_Work to be completed_
Collect the lines of the entries where "type" shows up.

###

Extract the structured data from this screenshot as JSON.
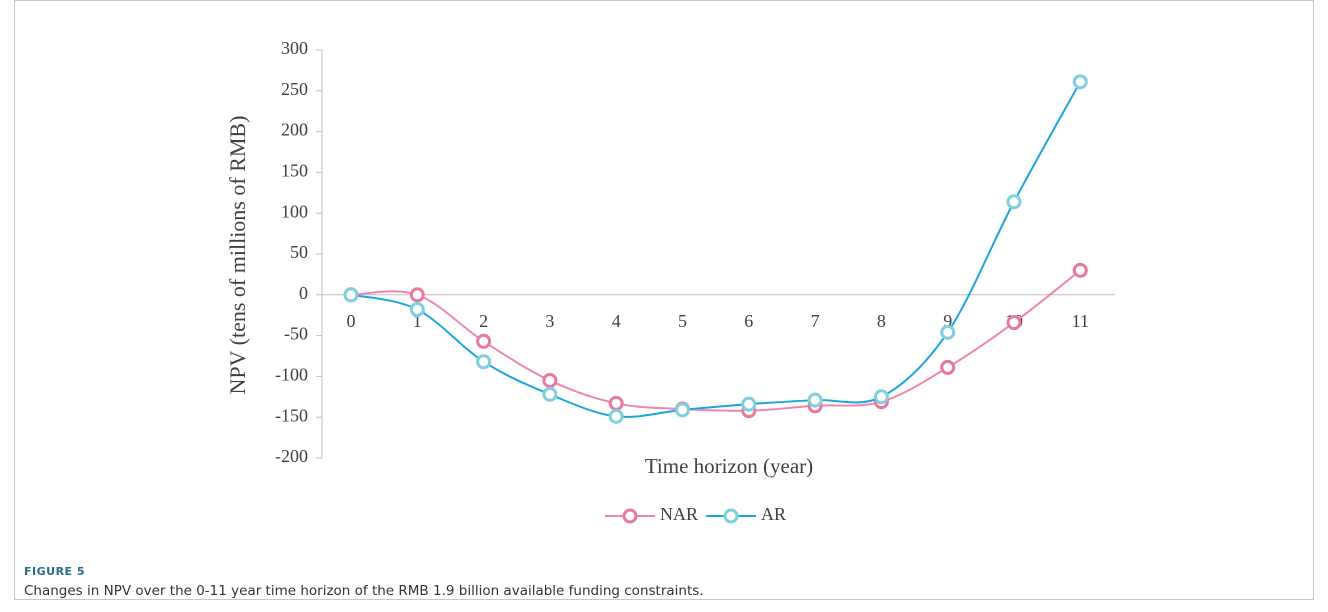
{
  "chart_data": {
    "type": "line",
    "y_label": "NPV (tens of millions of RMB)",
    "x_label": "Time horizon (year)",
    "categories": [
      "0",
      "1",
      "2",
      "3",
      "4",
      "5",
      "6",
      "7",
      "8",
      "9",
      "10",
      "11"
    ],
    "series": [
      {
        "name": "NAR",
        "color": "#ee86b2",
        "marker_color": "#e9789f",
        "values": [
          0,
          0,
          -57,
          -105,
          -133,
          -140,
          -142,
          -136,
          -131,
          -89,
          -34,
          30
        ]
      },
      {
        "name": "AR",
        "color": "#1ca6df",
        "marker_color": "#7fcfdc",
        "values": [
          0,
          -18,
          -82,
          -122,
          -149,
          -141,
          -134,
          -129,
          -125,
          -46,
          114,
          261
        ]
      }
    ],
    "ylim": [
      -200,
      300
    ],
    "yticks": [
      -200,
      -150,
      -100,
      -50,
      0,
      50,
      100,
      150,
      200,
      250,
      300
    ],
    "grid": false,
    "smooth": true,
    "legend": "bottom"
  },
  "figure": {
    "label": "FIGURE 5",
    "caption": "Changes in NPV over the 0-11 year time horizon of the RMB 1.9 billion available funding constraints."
  }
}
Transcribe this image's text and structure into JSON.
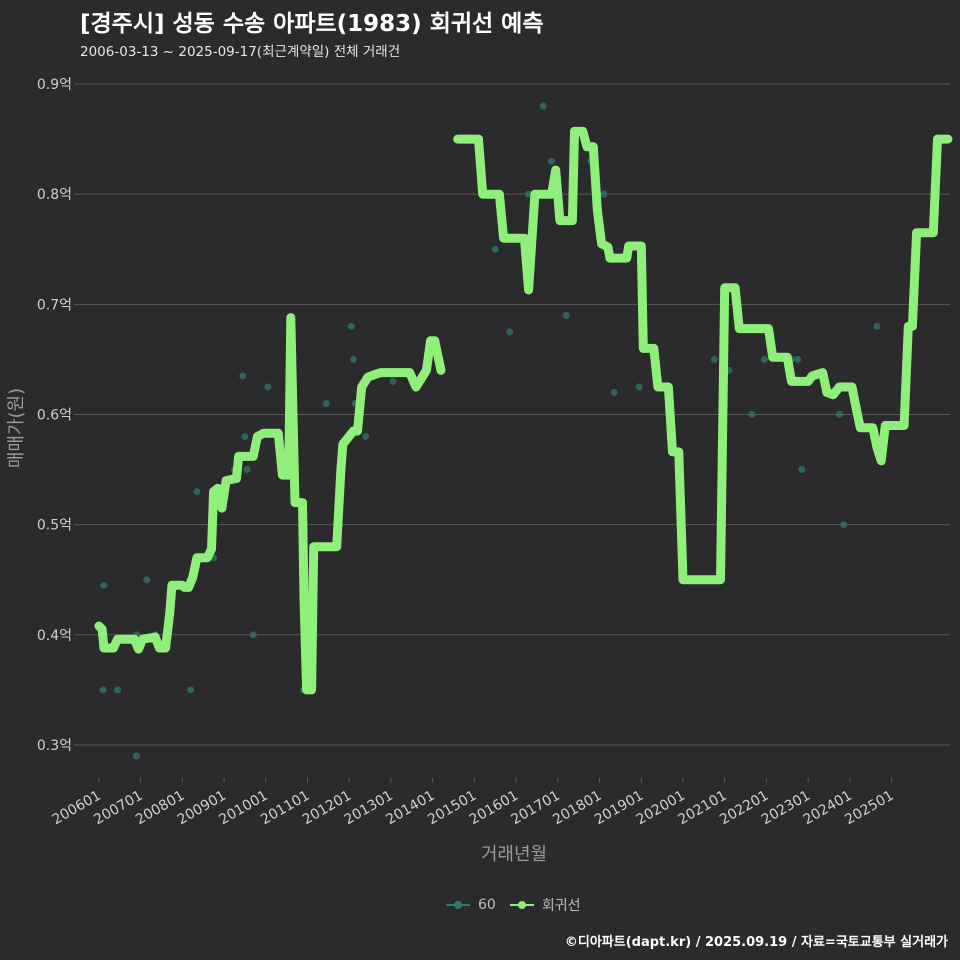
{
  "title": "[경주시] 성동 수송 아파트(1983) 회귀선 예측",
  "subtitle": "2006-03-13 ~ 2025-09-17(최근계약일) 전체 거래건",
  "footer": "©디아파트(dapt.kr) / 2025.09.19 / 자료=국토교통부 실거래가",
  "colors": {
    "background": "#2b2a2c",
    "grid": "#5a595b",
    "line": "#90ee7a",
    "points": "#2f7a6a"
  },
  "chart_data": {
    "type": "line",
    "xlabel": "거래년월",
    "ylabel": "매매가(원)",
    "ylim": [
      0.27,
      0.92
    ],
    "xlim": [
      2005.5,
      2026.4
    ],
    "y_ticks": [
      {
        "value": 0.3,
        "label": "0.3억"
      },
      {
        "value": 0.4,
        "label": "0.4억"
      },
      {
        "value": 0.5,
        "label": "0.5억"
      },
      {
        "value": 0.6,
        "label": "0.6억"
      },
      {
        "value": 0.7,
        "label": "0.7억"
      },
      {
        "value": 0.8,
        "label": "0.8억"
      },
      {
        "value": 0.9,
        "label": "0.9억"
      }
    ],
    "x_ticks": [
      {
        "value": 2006,
        "label": "200601"
      },
      {
        "value": 2007,
        "label": "200701"
      },
      {
        "value": 2008,
        "label": "200801"
      },
      {
        "value": 2009,
        "label": "200901"
      },
      {
        "value": 2010,
        "label": "201001"
      },
      {
        "value": 2011,
        "label": "201101"
      },
      {
        "value": 2012,
        "label": "201201"
      },
      {
        "value": 2013,
        "label": "201301"
      },
      {
        "value": 2014,
        "label": "201401"
      },
      {
        "value": 2015,
        "label": "201501"
      },
      {
        "value": 2016,
        "label": "201601"
      },
      {
        "value": 2017,
        "label": "201701"
      },
      {
        "value": 2018,
        "label": "201801"
      },
      {
        "value": 2019,
        "label": "201901"
      },
      {
        "value": 2020,
        "label": "202001"
      },
      {
        "value": 2021,
        "label": "202101"
      },
      {
        "value": 2022,
        "label": "202201"
      },
      {
        "value": 2023,
        "label": "202301"
      },
      {
        "value": 2024,
        "label": "202401"
      },
      {
        "value": 2025,
        "label": "202501"
      }
    ],
    "legend": [
      {
        "name": "60",
        "color": "#2f7a6a"
      },
      {
        "name": "회귀선",
        "color": "#90ee7a"
      }
    ],
    "series": [
      {
        "name": "60",
        "type": "scatter",
        "points": [
          [
            2006.1,
            0.35
          ],
          [
            2006.12,
            0.445
          ],
          [
            2006.45,
            0.35
          ],
          [
            2006.9,
            0.29
          ],
          [
            2006.9,
            0.4
          ],
          [
            2007.15,
            0.45
          ],
          [
            2007.35,
            0.4
          ],
          [
            2008.2,
            0.35
          ],
          [
            2008.35,
            0.53
          ],
          [
            2008.75,
            0.47
          ],
          [
            2009.25,
            0.55
          ],
          [
            2009.45,
            0.635
          ],
          [
            2009.5,
            0.58
          ],
          [
            2009.55,
            0.55
          ],
          [
            2009.7,
            0.4
          ],
          [
            2010.05,
            0.625
          ],
          [
            2010.9,
            0.35
          ],
          [
            2011.45,
            0.61
          ],
          [
            2012.05,
            0.68
          ],
          [
            2012.1,
            0.65
          ],
          [
            2012.15,
            0.61
          ],
          [
            2012.25,
            0.61
          ],
          [
            2012.4,
            0.58
          ],
          [
            2013.05,
            0.63
          ],
          [
            2014.6,
            0.85
          ],
          [
            2015.5,
            0.75
          ],
          [
            2015.85,
            0.675
          ],
          [
            2016.3,
            0.8
          ],
          [
            2016.65,
            0.88
          ],
          [
            2016.85,
            0.83
          ],
          [
            2017.2,
            0.69
          ],
          [
            2017.8,
            0.83
          ],
          [
            2018.1,
            0.8
          ],
          [
            2018.35,
            0.62
          ],
          [
            2018.95,
            0.625
          ],
          [
            2020.75,
            0.65
          ],
          [
            2021.1,
            0.64
          ],
          [
            2021.65,
            0.6
          ],
          [
            2021.95,
            0.65
          ],
          [
            2022.6,
            0.65
          ],
          [
            2022.75,
            0.65
          ],
          [
            2022.85,
            0.55
          ],
          [
            2023.75,
            0.6
          ],
          [
            2023.85,
            0.5
          ],
          [
            2024.65,
            0.68
          ]
        ]
      },
      {
        "name": "회귀선",
        "type": "line",
        "segments": [
          [
            [
              2006.0,
              0.408
            ],
            [
              2006.08,
              0.405
            ],
            [
              2006.12,
              0.388
            ],
            [
              2006.35,
              0.388
            ],
            [
              2006.45,
              0.396
            ],
            [
              2006.85,
              0.396
            ],
            [
              2006.95,
              0.387
            ],
            [
              2007.05,
              0.396
            ],
            [
              2007.35,
              0.398
            ],
            [
              2007.45,
              0.388
            ],
            [
              2007.6,
              0.388
            ],
            [
              2007.7,
              0.42
            ],
            [
              2007.75,
              0.445
            ],
            [
              2008.0,
              0.445
            ],
            [
              2008.05,
              0.443
            ],
            [
              2008.15,
              0.443
            ],
            [
              2008.25,
              0.452
            ],
            [
              2008.35,
              0.47
            ],
            [
              2008.6,
              0.47
            ],
            [
              2008.7,
              0.478
            ],
            [
              2008.75,
              0.53
            ],
            [
              2008.85,
              0.533
            ],
            [
              2008.95,
              0.515
            ],
            [
              2009.05,
              0.54
            ],
            [
              2009.3,
              0.542
            ],
            [
              2009.35,
              0.562
            ],
            [
              2009.7,
              0.562
            ],
            [
              2009.8,
              0.58
            ],
            [
              2009.95,
              0.583
            ],
            [
              2010.3,
              0.583
            ],
            [
              2010.4,
              0.545
            ],
            [
              2010.55,
              0.545
            ],
            [
              2010.6,
              0.688
            ],
            [
              2010.7,
              0.52
            ],
            [
              2010.88,
              0.52
            ],
            [
              2010.92,
              0.43
            ],
            [
              2010.98,
              0.35
            ],
            [
              2011.1,
              0.35
            ],
            [
              2011.15,
              0.48
            ],
            [
              2011.7,
              0.48
            ],
            [
              2011.8,
              0.55
            ],
            [
              2011.85,
              0.573
            ],
            [
              2012.1,
              0.585
            ],
            [
              2012.2,
              0.585
            ],
            [
              2012.3,
              0.625
            ],
            [
              2012.45,
              0.634
            ],
            [
              2012.75,
              0.638
            ],
            [
              2013.45,
              0.638
            ],
            [
              2013.6,
              0.625
            ],
            [
              2013.85,
              0.64
            ],
            [
              2013.95,
              0.667
            ],
            [
              2014.05,
              0.667
            ],
            [
              2014.2,
              0.64
            ]
          ],
          [
            [
              2014.6,
              0.85
            ],
            [
              2015.1,
              0.85
            ],
            [
              2015.2,
              0.8
            ],
            [
              2015.6,
              0.8
            ],
            [
              2015.7,
              0.76
            ],
            [
              2016.2,
              0.76
            ],
            [
              2016.3,
              0.713
            ],
            [
              2016.45,
              0.8
            ],
            [
              2016.85,
              0.8
            ],
            [
              2016.95,
              0.822
            ],
            [
              2017.05,
              0.776
            ],
            [
              2017.35,
              0.776
            ],
            [
              2017.4,
              0.857
            ],
            [
              2017.6,
              0.857
            ],
            [
              2017.7,
              0.843
            ],
            [
              2017.85,
              0.843
            ],
            [
              2017.95,
              0.785
            ],
            [
              2018.05,
              0.755
            ],
            [
              2018.2,
              0.752
            ],
            [
              2018.25,
              0.742
            ],
            [
              2018.65,
              0.742
            ],
            [
              2018.7,
              0.753
            ],
            [
              2019.0,
              0.753
            ],
            [
              2019.05,
              0.66
            ],
            [
              2019.3,
              0.66
            ],
            [
              2019.4,
              0.625
            ],
            [
              2019.65,
              0.625
            ],
            [
              2019.75,
              0.566
            ],
            [
              2019.9,
              0.566
            ],
            [
              2020.0,
              0.45
            ],
            [
              2020.9,
              0.45
            ],
            [
              2021.0,
              0.715
            ],
            [
              2021.25,
              0.715
            ],
            [
              2021.35,
              0.678
            ],
            [
              2022.05,
              0.678
            ],
            [
              2022.15,
              0.652
            ],
            [
              2022.5,
              0.652
            ],
            [
              2022.6,
              0.63
            ],
            [
              2023.0,
              0.63
            ],
            [
              2023.1,
              0.635
            ],
            [
              2023.35,
              0.638
            ],
            [
              2023.45,
              0.62
            ],
            [
              2023.6,
              0.618
            ],
            [
              2023.75,
              0.625
            ],
            [
              2024.05,
              0.625
            ],
            [
              2024.15,
              0.606
            ],
            [
              2024.25,
              0.588
            ],
            [
              2024.55,
              0.588
            ],
            [
              2024.65,
              0.57
            ],
            [
              2024.75,
              0.558
            ],
            [
              2024.85,
              0.59
            ],
            [
              2025.3,
              0.59
            ],
            [
              2025.4,
              0.68
            ],
            [
              2025.5,
              0.68
            ],
            [
              2025.6,
              0.765
            ],
            [
              2026.0,
              0.765
            ],
            [
              2026.1,
              0.85
            ],
            [
              2026.35,
              0.85
            ]
          ]
        ]
      }
    ]
  }
}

###

_Reply_
    "type": "line",
    "type": "line",
        "type": "scatter",
        "type": "line",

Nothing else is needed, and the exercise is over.